Transcribe all the entries word for word, omitting any pictures they contain.

Saved data entries:
::::
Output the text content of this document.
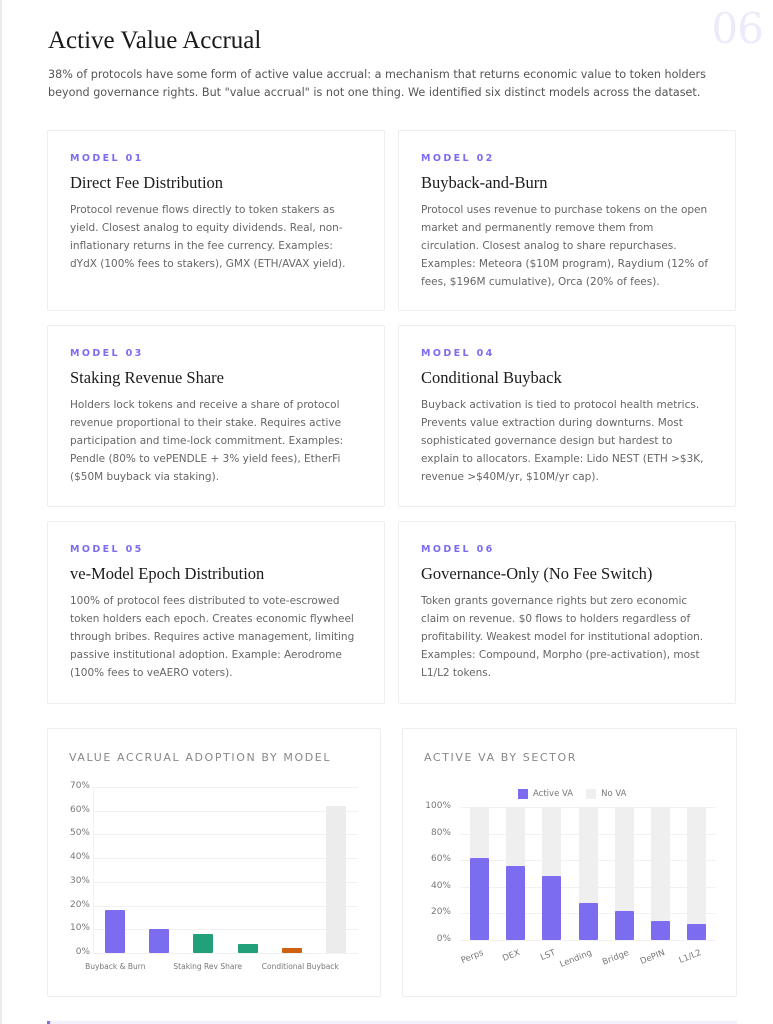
06
Active Value Accrual

38% of protocols have some form of active value accrual: a mechanism that returns economic value to token holders beyond governance rights. But "value accrual" is not one thing. We identified six distinct models across the dataset.

MODEL 01
Direct Fee Distribution
Protocol revenue flows directly to token stakers as yield. Closest analog to equity dividends. Real, non-inflationary returns in the fee currency. Examples: dYdX (100% fees to stakers), GMX (ETH/AVAX yield).
MODEL 02
Buyback-and-Burn
Protocol uses revenue to purchase tokens on the open market and permanently remove them from circulation. Closest analog to share repurchases. Examples: Meteora ($10M program), Raydium (12% of fees, $196M cumulative), Orca (20% of fees).
MODEL 03
Staking Revenue Share
Holders lock tokens and receive a share of protocol revenue proportional to their stake. Requires active participation and time-lock commitment. Examples: Pendle (80% to vePENDLE + 3% yield fees), EtherFi ($50M buyback via staking).
MODEL 04
Conditional Buyback
Buyback activation is tied to protocol health metrics. Prevents value extraction during downturns. Most sophisticated governance design but hardest to explain to allocators. Example: Lido NEST (ETH >$3K, revenue >$40M/yr, $10M/yr cap).
MODEL 05
ve-Model Epoch Distribution
100% of protocol fees distributed to vote-escrowed token holders each epoch. Creates economic flywheel through bribes. Requires active management, limiting passive institutional adoption. Example: Aerodrome (100% fees to veAERO voters).
MODEL 06
Governance-Only (No Fee Switch)
Token grants governance rights but zero economic claim on revenue. $0 flows to holders regardless of profitability. Weakest model for institutional adoption. Examples: Compound, Morpho (pre-activation), most L1/L2 tokens.
VALUE ACCRUAL ADOPTION BY MODEL
0%
10%
20%
30%
40%
50%
60%
70%
Buyback & Burn	Staking Rev Share	Conditional Buyback
ACTIVE VA BY SECTOR
Active VA	No VA
0%
20%
40%
60%
80%
100%
Perps DEX LST Lending Bridge DePIN L1/L2
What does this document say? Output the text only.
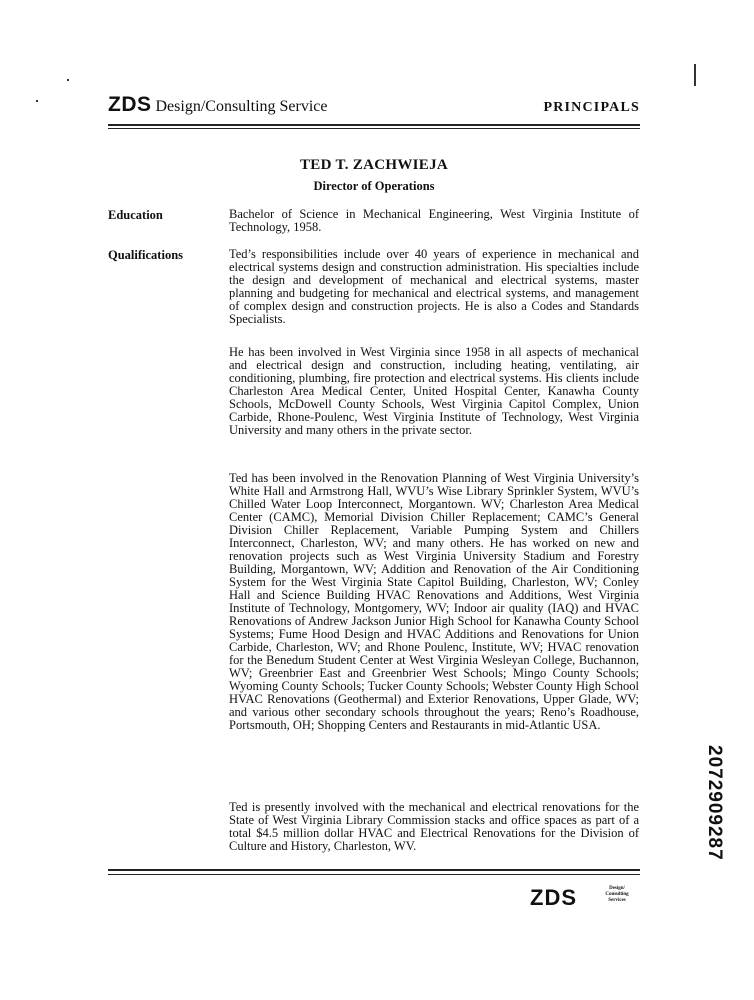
ZDS Design/Consulting Service	PRINCIPALS
TED T. ZACHWIEJA
Director of Operations
Education	Bachelor of Science in Mechanical Engineering, West Virginia Institute of Technology, 1958.
Qualifications	Ted’s responsibilities include over 40 years of experience in mechanical and electrical systems design and construction administration. His specialties include the design and development of mechanical and electrical systems, master planning and budgeting for mechanical and electrical systems, and management of complex design and construction projects. He is also a Codes and Standards Specialists.
He has been involved in West Virginia since 1958 in all aspects of mechanical and electrical design and construction, including heating, ventilating, air conditioning, plumbing, fire protection and electrical systems. His clients include Charleston Area Medical Center, United Hospital Center, Kanawha County Schools, McDowell County Schools, West Virginia Capitol Complex, Union Carbide, Rhone-Poulenc, West Virginia Institute of Technology, West Virginia University and many others in the private sector.
Ted has been involved in the Renovation Planning of West Virginia University’s White Hall and Armstrong Hall, WVU’s Wise Library Sprinkler System, WVU’s Chilled Water Loop Interconnect, Morgantown. WV; Charleston Area Medical Center (CAMC), Memorial Division Chiller Replacement; CAMC’s General Division Chiller Replacement, Variable Pumping System and Chillers Interconnect, Charleston, WV; and many others. He has worked on new and renovation projects such as West Virginia University Stadium and Forestry Building, Morgantown, WV; Addition and Renovation of the Air Conditioning System for the West Virginia State Capitol Building, Charleston, WV; Conley Hall and Science Building HVAC Renovations and Additions, West Virginia Institute of Technology, Montgomery, WV; Indoor air quality (IAQ) and HVAC Renovations of Andrew Jackson Junior High School for Kanawha County School Systems; Fume Hood Design and HVAC Additions and Renovations for Union Carbide, Charleston, WV; and Rhone Poulenc, Institute, WV; HVAC renovation for the Benedum Student Center at West Virginia Wesleyan College, Buchannon, WV; Greenbrier East and Greenbrier West Schools; Mingo County Schools; Wyoming County Schools; Tucker County Schools; Webster County High School HVAC Renovations (Geothermal) and Exterior Renovations, Upper Glade, WV; and various other secondary schools throughout the years; Reno’s Roadhouse, Portsmouth, OH; Shopping Centers and Restaurants in mid-Atlantic USA.
Ted is presently involved with the mechanical and electrical renovations for the State of West Virginia Library Commission stacks and office spaces as part of a total $4.5 million dollar HVAC and Electrical Renovations for the Division of Culture and History, Charleston, WV.
ZDS	Design/
Consulting
Services
2072909287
::::
» Completed task
Output the text content of this document.
06
Active Value Accrual

38% of protocols have some form of active value accrual: a mechanism that returns economic value to token holders beyond governance rights. But "value accrual" is not one thing. We identified six distinct models across the dataset.

MODEL 01
Direct Fee Distribution
Protocol revenue flows directly to token stakers as yield. Closest analog to equity dividends. Real, non-inflationary returns in the fee currency. Examples: dYdX (100% fees to stakers), GMX (ETH/AVAX yield).
MODEL 02
Buyback-and-Burn
Protocol uses revenue to purchase tokens on the open market and permanently remove them from circulation. Closest analog to share repurchases. Examples: Meteora ($10M program), Raydium (12% of fees, $196M cumulative), Orca (20% of fees).
MODEL 03
Staking Revenue Share
Holders lock tokens and receive a share of protocol revenue proportional to their stake. Requires active participation and time-lock commitment. Examples: Pendle (80% to vePENDLE + 3% yield fees), EtherFi ($50M buyback via staking).
MODEL 04
Conditional Buyback
Buyback activation is tied to protocol health metrics. Prevents value extraction during downturns. Most sophisticated governance design but hardest to explain to allocators. Example: Lido NEST (ETH >$3K, revenue >$40M/yr, $10M/yr cap).
MODEL 05
ve-Model Epoch Distribution
100% of protocol fees distributed to vote-escrowed token holders each epoch. Creates economic flywheel through bribes. Requires active management, limiting passive institutional adoption. Example: Aerodrome (100% fees to veAERO voters).
MODEL 06
Governance-Only (No Fee Switch)
Token grants governance rights but zero economic claim on revenue. $0 flows to holders regardless of profitability. Weakest model for institutional adoption. Examples: Compound, Morpho (pre-activation), most L1/L2 tokens.
VALUE ACCRUAL ADOPTION BY MODEL
0%
10%
20%
30%
40%
50%
60%
70%
Buyback & Burn	Staking Rev Share	Conditional Buyback
ACTIVE VA BY SECTOR
Active VA	No VA
0%
20%
40%
60%
80%
100%
Perps DEX LST Lending Bridge DePIN L1/L2
What does this document say? Output the text only.
ZDS Design/Consulting Service	PRINCIPALS
TED T. ZACHWIEJA
Director of Operations
Education	Bachelor of Science in Mechanical Engineering, West Virginia Institute of Technology, 1958.
Qualifications	Ted’s responsibilities include over 40 years of experience in mechanical and electrical systems design and construction administration. His specialties include the design and development of mechanical and electrical systems, master planning and budgeting for mechanical and electrical systems, and management of complex design and construction projects. He is also a Codes and Standards Specialists.
He has been involved in West Virginia since 1958 in all aspects of mechanical and electrical design and construction, including heating, ventilating, air conditioning, plumbing, fire protection and electrical systems. His clients include Charleston Area Medical Center, United Hospital Center, Kanawha County Schools, McDowell County Schools, West Virginia Capitol Complex, Union Carbide, Rhone-Poulenc, West Virginia Institute of Technology, West Virginia University and many others in the private sector.
Ted has been involved in the Renovation Planning of West Virginia University’s White Hall and Armstrong Hall, WVU’s Wise Library Sprinkler System, WVU’s Chilled Water Loop Interconnect, Morgantown. WV; Charleston Area Medical Center (CAMC), Memorial Division Chiller Replacement; CAMC’s General Division Chiller Replacement, Variable Pumping System and Chillers Interconnect, Charleston, WV; and many others. He has worked on new and renovation projects such as West Virginia University Stadium and Forestry Building, Morgantown, WV; Addition and Renovation of the Air Conditioning System for the West Virginia State Capitol Building, Charleston, WV; Conley Hall and Science Building HVAC Renovations and Additions, West Virginia Institute of Technology, Montgomery, WV; Indoor air quality (IAQ) and HVAC Renovations of Andrew Jackson Junior High School for Kanawha County School Systems; Fume Hood Design and HVAC Additions and Renovations for Union Carbide, Charleston, WV; and Rhone Poulenc, Institute, WV; HVAC renovation for the Benedum Student Center at West Virginia Wesleyan College, Buchannon, WV; Greenbrier East and Greenbrier West Schools; Mingo County Schools; Wyoming County Schools; Tucker County Schools; Webster County High School HVAC Renovations (Geothermal) and Exterior Renovations, Upper Glade, WV; and various other secondary schools throughout the years; Reno’s Roadhouse, Portsmouth, OH; Shopping Centers and Restaurants in mid-Atlantic USA.
Ted is presently involved with the mechanical and electrical renovations for the State of West Virginia Library Commission stacks and office spaces as part of a total $4.5 million dollar HVAC and Electrical Renovations for the Division of Culture and History, Charleston, WV.
ZDS	Design/
Consulting
Services
2072909287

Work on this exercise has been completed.